**** Records provided ****

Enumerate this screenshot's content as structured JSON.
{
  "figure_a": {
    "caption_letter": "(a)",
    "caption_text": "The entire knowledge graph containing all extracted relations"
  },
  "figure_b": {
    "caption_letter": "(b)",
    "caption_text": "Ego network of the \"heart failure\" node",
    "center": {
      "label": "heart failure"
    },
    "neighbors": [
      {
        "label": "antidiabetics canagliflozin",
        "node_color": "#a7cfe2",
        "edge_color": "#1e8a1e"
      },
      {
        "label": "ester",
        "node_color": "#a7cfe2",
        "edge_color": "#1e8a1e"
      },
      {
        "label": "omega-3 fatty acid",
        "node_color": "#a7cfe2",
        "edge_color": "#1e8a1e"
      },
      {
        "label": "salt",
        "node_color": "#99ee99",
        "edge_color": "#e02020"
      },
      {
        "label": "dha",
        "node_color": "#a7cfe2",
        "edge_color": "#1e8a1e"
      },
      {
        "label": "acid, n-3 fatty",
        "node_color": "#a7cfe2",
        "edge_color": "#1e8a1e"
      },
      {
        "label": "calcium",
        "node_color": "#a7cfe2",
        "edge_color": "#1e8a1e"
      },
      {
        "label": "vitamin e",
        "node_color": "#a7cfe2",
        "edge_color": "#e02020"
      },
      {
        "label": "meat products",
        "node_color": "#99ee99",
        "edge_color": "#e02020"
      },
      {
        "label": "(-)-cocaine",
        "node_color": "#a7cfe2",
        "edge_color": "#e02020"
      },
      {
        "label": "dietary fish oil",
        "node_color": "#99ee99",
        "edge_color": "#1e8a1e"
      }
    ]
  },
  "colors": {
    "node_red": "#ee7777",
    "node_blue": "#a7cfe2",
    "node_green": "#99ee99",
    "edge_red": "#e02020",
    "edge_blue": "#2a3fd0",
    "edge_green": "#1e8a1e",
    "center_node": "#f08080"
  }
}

****

### [Exercise instructions]
Copy out each line in the listing that has the word "acid".

### [Expected output]
        "label": "omega-3 fatty acid",
        "label": "acid, n-3 fatty",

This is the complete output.